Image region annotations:
=======
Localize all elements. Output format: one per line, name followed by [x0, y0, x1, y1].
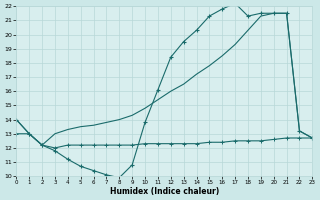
X-axis label: Humidex (Indice chaleur): Humidex (Indice chaleur): [110, 187, 219, 196]
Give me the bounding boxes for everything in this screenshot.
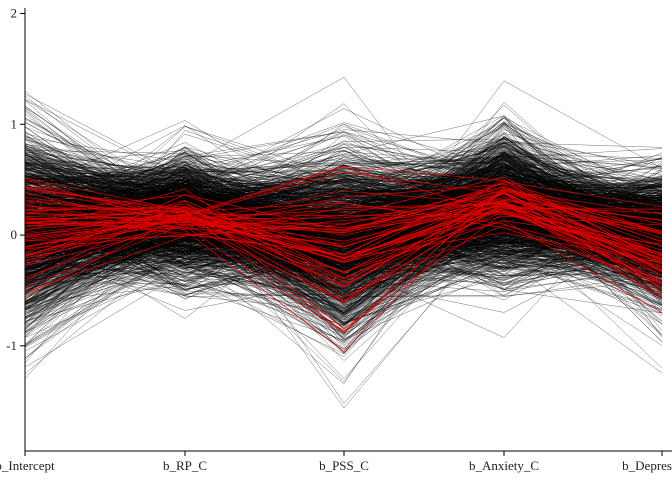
y-tick-label: 1 [11, 116, 18, 131]
y-tick-label: 2 [11, 6, 18, 21]
draw-line [24, 179, 663, 272]
draw-line [24, 222, 663, 327]
draw-line [24, 207, 663, 262]
draw-line [24, 193, 663, 261]
draw-line [24, 181, 663, 260]
draw-line [24, 194, 663, 299]
draw-line [24, 122, 663, 216]
draw-line [24, 174, 663, 279]
x-axis-ticks: b_Intercept b_RP_C b_PSS_C b_Anxiety_C b_Dep… [0, 451, 672, 473]
draw-line [24, 199, 663, 276]
draw-line [24, 200, 663, 265]
draw-line [24, 178, 663, 334]
draw-line [24, 217, 663, 279]
x-tick-label: b_Depres [622, 458, 672, 473]
draw-line [24, 206, 663, 279]
draw-line [24, 163, 663, 234]
axes [24, 8, 672, 452]
draw-line [24, 145, 663, 261]
draw-line [24, 182, 663, 265]
draw-line [24, 175, 663, 271]
x-tick-label: b_Anxiety_C [469, 458, 539, 473]
draw-line [24, 189, 663, 266]
draw-line [24, 201, 663, 314]
draw-line [24, 147, 663, 385]
draw-line [24, 200, 663, 297]
draw-line [24, 203, 663, 299]
draw-line [24, 138, 663, 241]
draw-line [24, 157, 663, 283]
draw-line [24, 183, 663, 290]
draw-line [24, 188, 663, 287]
draw-line [24, 149, 663, 278]
draw-line [24, 107, 663, 308]
x-tick-label: b_RP_C [163, 458, 207, 473]
y-axis-ticks: -1 0 1 2 [6, 6, 25, 353]
draw-line [24, 165, 663, 261]
x-tick-label: b_Intercept [0, 458, 55, 473]
draw-line [24, 165, 663, 273]
y-tick-label: 0 [11, 227, 18, 242]
draw-line [24, 175, 663, 282]
draw-line [24, 202, 663, 285]
draw-line [24, 202, 663, 264]
draw-line [24, 159, 663, 272]
draw-line [24, 197, 663, 285]
draw-line [24, 151, 663, 290]
black-draw-lines [24, 76, 663, 409]
draw-line [24, 144, 663, 213]
draw-line [24, 188, 663, 298]
red-draw-lines [24, 165, 663, 352]
draw-line [24, 199, 663, 236]
draw-line [24, 179, 663, 261]
y-tick-label: -1 [6, 338, 17, 353]
draw-line [24, 170, 663, 311]
draw-line [24, 150, 663, 288]
draw-line [24, 215, 663, 300]
draw-line [24, 186, 663, 243]
draw-line [24, 146, 663, 355]
draw-line [24, 191, 663, 288]
draw-line [24, 203, 663, 301]
draw-line [24, 169, 663, 277]
x-tick-label: b_PSS_C [319, 458, 369, 473]
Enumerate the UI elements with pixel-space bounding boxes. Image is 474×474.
=======
Copy every line of the items above word for word, and leave out the picture lines.

Localize all elements. Output format: one per line, name followed by [x0, y0, x1, y1].
X-axis label: Humidex (Indice chaleur): Humidex (Indice chaleur): [110, 187, 219, 196]
Give me the bounding boxes for everything in this screenshot.
y-tick-label: 1 [11, 116, 18, 131]
y-tick-label: 2 [11, 6, 18, 21]
draw-line [24, 179, 663, 272]
draw-line [24, 222, 663, 327]
draw-line [24, 207, 663, 262]
draw-line [24, 193, 663, 261]
draw-line [24, 181, 663, 260]
draw-line [24, 194, 663, 299]
draw-line [24, 122, 663, 216]
draw-line [24, 174, 663, 279]
x-axis-ticks: b_Intercept b_RP_C b_PSS_C b_Anxiety_C b_Dep… [0, 451, 672, 473]
draw-line [24, 199, 663, 276]
draw-line [24, 200, 663, 265]
draw-line [24, 178, 663, 334]
draw-line [24, 217, 663, 279]
x-tick-label: b_Depres [622, 458, 672, 473]
draw-line [24, 206, 663, 279]
draw-line [24, 163, 663, 234]
axes [24, 8, 672, 452]
draw-line [24, 145, 663, 261]
draw-line [24, 182, 663, 265]
draw-line [24, 175, 663, 271]
x-tick-label: b_Anxiety_C [469, 458, 539, 473]
draw-line [24, 189, 663, 266]
draw-line [24, 201, 663, 314]
draw-line [24, 147, 663, 385]
draw-line [24, 200, 663, 297]
draw-line [24, 203, 663, 299]
draw-line [24, 138, 663, 241]
draw-line [24, 157, 663, 283]
draw-line [24, 183, 663, 290]
draw-line [24, 188, 663, 287]
draw-line [24, 149, 663, 278]
draw-line [24, 107, 663, 308]
x-tick-label: b_RP_C [163, 458, 207, 473]
y-axis-ticks: -1 0 1 2 [6, 6, 25, 353]
draw-line [24, 165, 663, 261]
x-tick-label: b_Intercept [0, 458, 55, 473]
draw-line [24, 165, 663, 273]
y-tick-label: 0 [11, 227, 18, 242]
draw-line [24, 175, 663, 282]
draw-line [24, 202, 663, 285]
draw-line [24, 202, 663, 264]
draw-line [24, 159, 663, 272]
draw-line [24, 197, 663, 285]
draw-line [24, 151, 663, 290]
black-draw-lines [24, 76, 663, 409]
draw-line [24, 144, 663, 213]
draw-line [24, 188, 663, 298]
red-draw-lines [24, 165, 663, 352]
draw-line [24, 199, 663, 236]
draw-line [24, 179, 663, 261]
y-tick-label: -1 [6, 338, 17, 353]
draw-line [24, 170, 663, 311]
draw-line [24, 150, 663, 288]
draw-line [24, 215, 663, 300]
draw-line [24, 186, 663, 243]
draw-line [24, 146, 663, 355]
draw-line [24, 191, 663, 288]
draw-line [24, 203, 663, 301]
draw-line [24, 169, 663, 277]
x-tick-label: b_PSS_C [319, 458, 369, 473]
Enumerate the UI elements with pixel-space bounding boxes. Image is 474×474.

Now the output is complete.